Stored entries
───

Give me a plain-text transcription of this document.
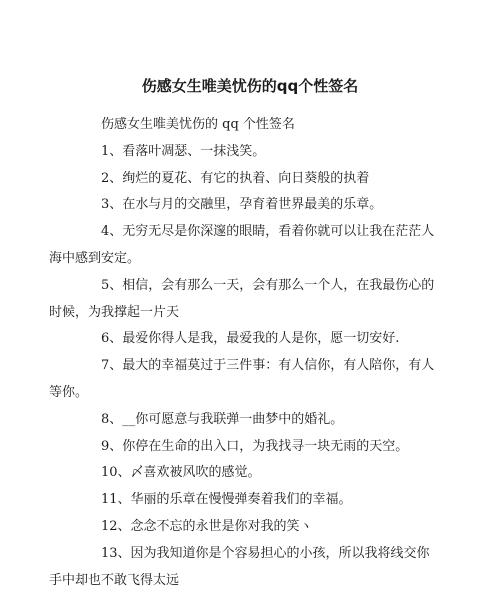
伤感女生唯美忧伤的qq个性签名
伤感女生唯美忧伤的 qq 个性签名
1、看落叶凋瑟、一抹浅笑。
2、绚烂的夏花、有它的执着、向日葵般的执着
3、在水与月的交融里，孕育着世界最美的乐章。
4、无穷无尽是你深邃的眼睛，看着你就可以让我在茫茫人
海中感到安定。
5、相信，会有那么一天，会有那么一个人，在我最伤心的
时候，为我撑起一片天
6、最爱你得人是我，最爱我的人是你，愿一切安好.
7、最大的幸福莫过于三件事：有人信你，有人陪你，有人
等你。
8、__你可愿意与我联弹一曲梦中的婚礼。
9、你停在生命的出入口，为我找寻一块无雨的天空。
10、〆喜欢被风吹的感觉。
11、华丽的乐章在慢慢弹奏着我们的幸福。
12、念念不忘的永世是你对我的笑ヽ
13、因为我知道你是个容易担心的小孩，所以我将线交你
手中却也不敢飞得太远
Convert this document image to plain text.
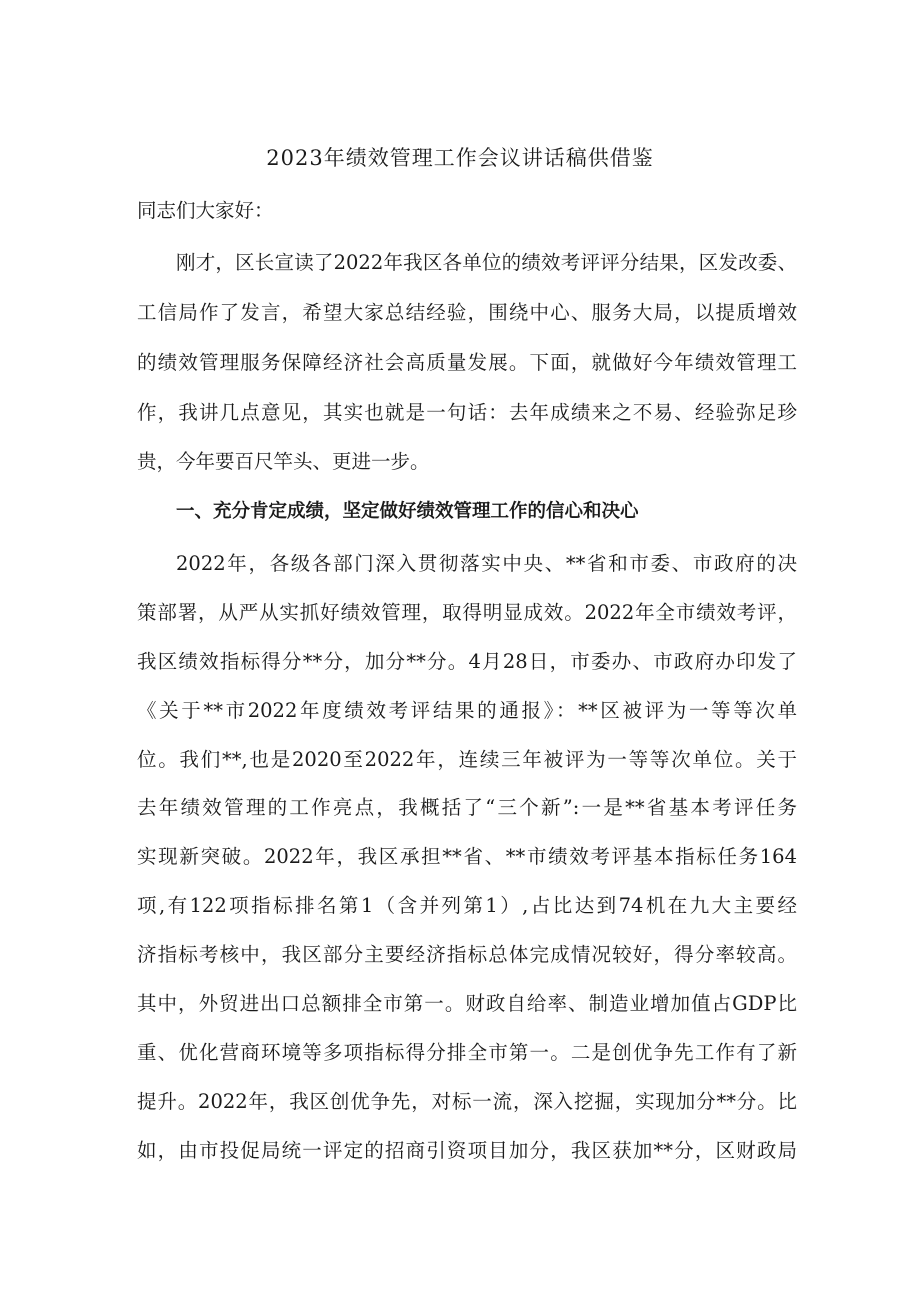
2023年绩效管理工作会议讲话稿供借鉴
同志们大家好：
刚才，区长宣读了2022年我区各单位的绩效考评评分结果，区发改委、
工信局作了发言，希望大家总结经验，围绕中心、服务大局，以提质增效
的绩效管理服务保障经济社会高质量发展。下面，就做好今年绩效管理工
作，我讲几点意见，其实也就是一句话：去年成绩来之不易、经验弥足珍
贵，今年要百尺竿头、更进一步。
一、充分肯定成绩，坚定做好绩效管理工作的信心和决心
2022年，各级各部门深入贯彻落实中央、**省和市委、市政府的决
策部署，从严从实抓好绩效管理，取得明显成效。2022年全市绩效考评，
我区绩效指标得分**分，加分**分。4月28日，市委办、市政府办印发了
《关于**市2022年度绩效考评结果的通报》：**区被评为一等等次单
位。我们**,也是2020至2022年，连续三年被评为一等等次单位。关于
去年绩效管理的工作亮点，我概括了“三个新”:一是**省基本考评任务
实现新突破。2022年，我区承担**省、**市绩效考评基本指标任务164
项,有122项指标排名第1（含并列第1）,占比达到74机在九大主要经
济指标考核中，我区部分主要经济指标总体完成情况较好，得分率较高。
其中，外贸进出口总额排全市第一。财政自给率、制造业增加值占GDP比
重、优化营商环境等多项指标得分排全市第一。二是创优争先工作有了新
提升。2022年，我区创优争先，对标一流，深入挖掘，实现加分**分。比
如，由市投促局统一评定的招商引资项目加分，我区获加**分，区财政局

───

Exercise description:
Omit each picture, then return all of the listing exactly as it stands.

Final result:
Give me a plain-text transcription of this document.
伤感女生唯美忧伤的qq个性签名
伤感女生唯美忧伤的 qq 个性签名
1、看落叶凋瑟、一抹浅笑。
2、绚烂的夏花、有它的执着、向日葵般的执着
3、在水与月的交融里，孕育着世界最美的乐章。
4、无穷无尽是你深邃的眼睛，看着你就可以让我在茫茫人
海中感到安定。
5、相信，会有那么一天，会有那么一个人，在我最伤心的
时候，为我撑起一片天
6、最爱你得人是我，最爱我的人是你，愿一切安好.
7、最大的幸福莫过于三件事：有人信你，有人陪你，有人
等你。
8、__你可愿意与我联弹一曲梦中的婚礼。
9、你停在生命的出入口，为我找寻一块无雨的天空。
10、〆喜欢被风吹的感觉。
11、华丽的乐章在慢慢弹奏着我们的幸福。
12、念念不忘的永世是你对我的笑ヽ
13、因为我知道你是个容易担心的小孩，所以我将线交你
手中却也不敢飞得太远
Convert this document image to plain text.
2023年绩效管理工作会议讲话稿供借鉴
同志们大家好：
刚才，区长宣读了2022年我区各单位的绩效考评评分结果，区发改委、
工信局作了发言，希望大家总结经验，围绕中心、服务大局，以提质增效
的绩效管理服务保障经济社会高质量发展。下面，就做好今年绩效管理工
作，我讲几点意见，其实也就是一句话：去年成绩来之不易、经验弥足珍
贵，今年要百尺竿头、更进一步。
一、充分肯定成绩，坚定做好绩效管理工作的信心和决心
2022年，各级各部门深入贯彻落实中央、**省和市委、市政府的决
策部署，从严从实抓好绩效管理，取得明显成效。2022年全市绩效考评，
我区绩效指标得分**分，加分**分。4月28日，市委办、市政府办印发了
《关于**市2022年度绩效考评结果的通报》：**区被评为一等等次单
位。我们**,也是2020至2022年，连续三年被评为一等等次单位。关于
去年绩效管理的工作亮点，我概括了“三个新”:一是**省基本考评任务
实现新突破。2022年，我区承担**省、**市绩效考评基本指标任务164
项,有122项指标排名第1（含并列第1）,占比达到74机在九大主要经
济指标考核中，我区部分主要经济指标总体完成情况较好，得分率较高。
其中，外贸进出口总额排全市第一。财政自给率、制造业增加值占GDP比
重、优化营商环境等多项指标得分排全市第一。二是创优争先工作有了新
提升。2022年，我区创优争先，对标一流，深入挖掘，实现加分**分。比
如，由市投促局统一评定的招商引资项目加分，我区获加**分，区财政局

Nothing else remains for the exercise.